** start **

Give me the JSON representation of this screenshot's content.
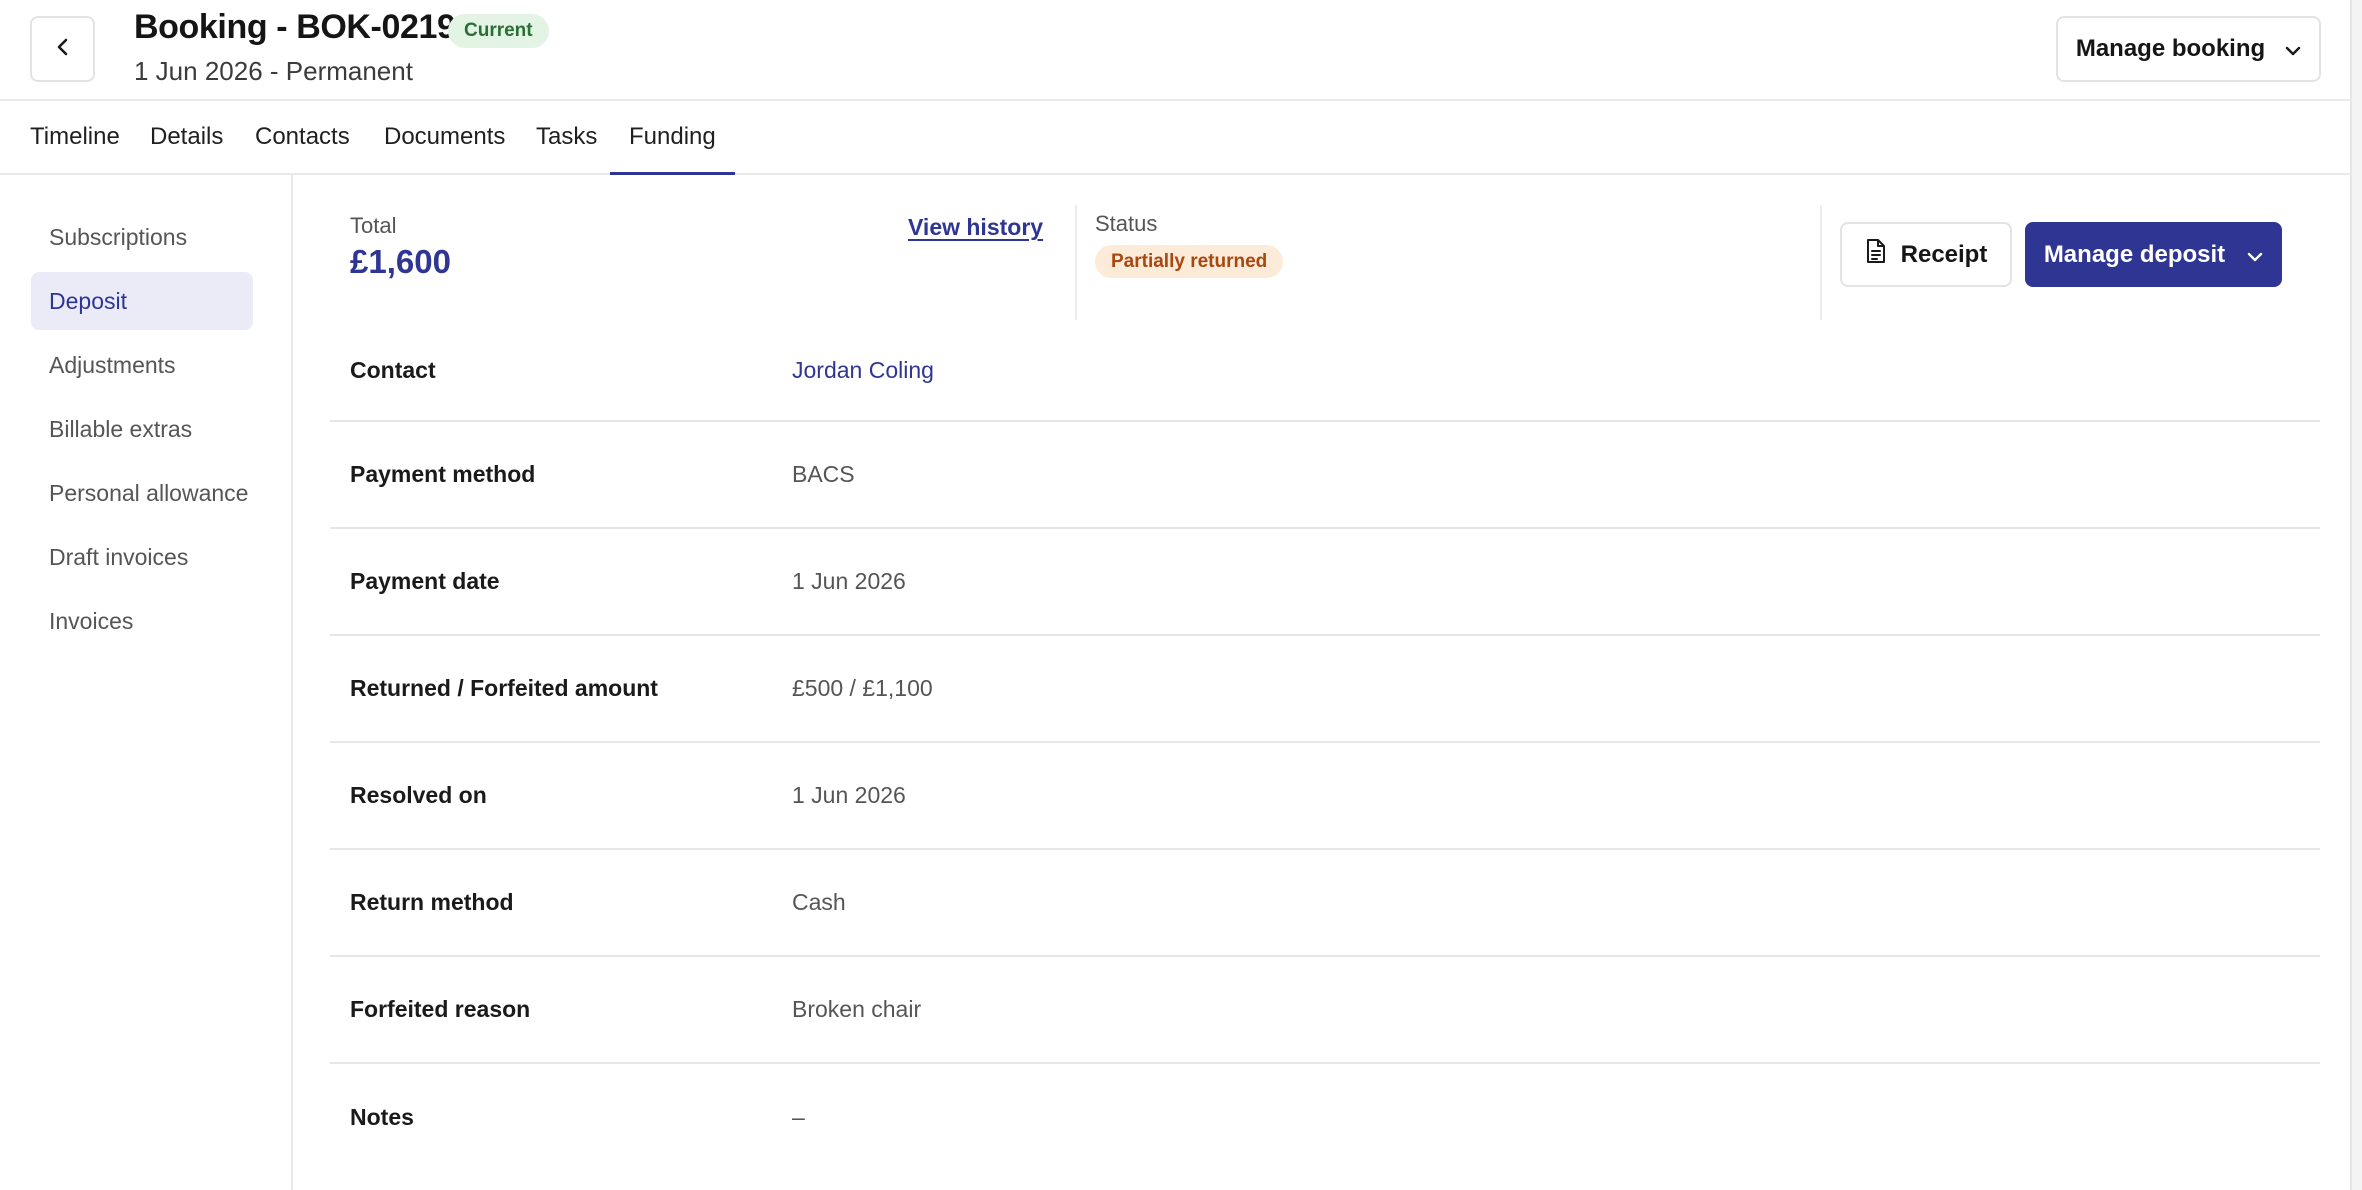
{
  "header": {
    "title": "Booking - BOK-0219",
    "status_badge": "Current",
    "subtitle": "1 Jun 2026 - Permanent",
    "manage_booking_label": "Manage booking"
  },
  "tabs": [
    {
      "label": "Timeline"
    },
    {
      "label": "Details"
    },
    {
      "label": "Contacts"
    },
    {
      "label": "Documents"
    },
    {
      "label": "Tasks"
    },
    {
      "label": "Funding",
      "active": true
    }
  ],
  "sidebar": {
    "items": [
      {
        "label": "Subscriptions"
      },
      {
        "label": "Deposit",
        "active": true
      },
      {
        "label": "Adjustments"
      },
      {
        "label": "Billable extras"
      },
      {
        "label": "Personal allowance"
      },
      {
        "label": "Draft invoices"
      },
      {
        "label": "Invoices"
      }
    ]
  },
  "summary": {
    "total_label": "Total",
    "total_value": "£1,600",
    "view_history_label": "View history",
    "status_label": "Status",
    "status_value": "Partially returned",
    "receipt_label": "Receipt",
    "manage_deposit_label": "Manage deposit"
  },
  "details": [
    {
      "label": "Contact",
      "value": "Jordan Coling"
    },
    {
      "label": "Payment method",
      "value": "BACS"
    },
    {
      "label": "Payment date",
      "value": "1 Jun 2026"
    },
    {
      "label": "Returned / Forfeited amount",
      "value": "£500 / £1,100"
    },
    {
      "label": "Resolved on",
      "value": "1 Jun 2026"
    },
    {
      "label": "Return method",
      "value": "Cash"
    },
    {
      "label": "Forfeited reason",
      "value": "Broken chair"
    },
    {
      "label": "Notes",
      "value": "–"
    }
  ],
  "colors": {
    "accent": "#2f3592",
    "current_badge_bg": "#e3f4e5",
    "current_badge_text": "#2b6e36",
    "status_badge_bg": "#fdebd9",
    "status_badge_text": "#a9470f"
  }
}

** end **

Goal = Repeat every record above exactly, but leave out any pictures.

Worked solution =
Give me the JSON representation of this screenshot's content.
{
  "header": {
    "title": "Booking - BOK-0219",
    "status_badge": "Current",
    "subtitle": "1 Jun 2026 - Permanent",
    "manage_booking_label": "Manage booking"
  },
  "tabs": [
    {
      "label": "Timeline"
    },
    {
      "label": "Details"
    },
    {
      "label": "Contacts"
    },
    {
      "label": "Documents"
    },
    {
      "label": "Tasks"
    },
    {
      "label": "Funding",
      "active": true
    }
  ],
  "sidebar": {
    "items": [
      {
        "label": "Subscriptions"
      },
      {
        "label": "Deposit",
        "active": true
      },
      {
        "label": "Adjustments"
      },
      {
        "label": "Billable extras"
      },
      {
        "label": "Personal allowance"
      },
      {
        "label": "Draft invoices"
      },
      {
        "label": "Invoices"
      }
    ]
  },
  "summary": {
    "total_label": "Total",
    "total_value": "£1,600",
    "view_history_label": "View history",
    "status_label": "Status",
    "status_value": "Partially returned",
    "receipt_label": "Receipt",
    "manage_deposit_label": "Manage deposit"
  },
  "details": [
    {
      "label": "Contact",
      "value": "Jordan Coling"
    },
    {
      "label": "Payment method",
      "value": "BACS"
    },
    {
      "label": "Payment date",
      "value": "1 Jun 2026"
    },
    {
      "label": "Returned / Forfeited amount",
      "value": "£500 / £1,100"
    },
    {
      "label": "Resolved on",
      "value": "1 Jun 2026"
    },
    {
      "label": "Return method",
      "value": "Cash"
    },
    {
      "label": "Forfeited reason",
      "value": "Broken chair"
    },
    {
      "label": "Notes",
      "value": "–"
    }
  ],
  "colors": {
    "accent": "#2f3592",
    "current_badge_bg": "#e3f4e5",
    "current_badge_text": "#2b6e36",
    "status_badge_bg": "#fdebd9",
    "status_badge_text": "#a9470f"
  }
}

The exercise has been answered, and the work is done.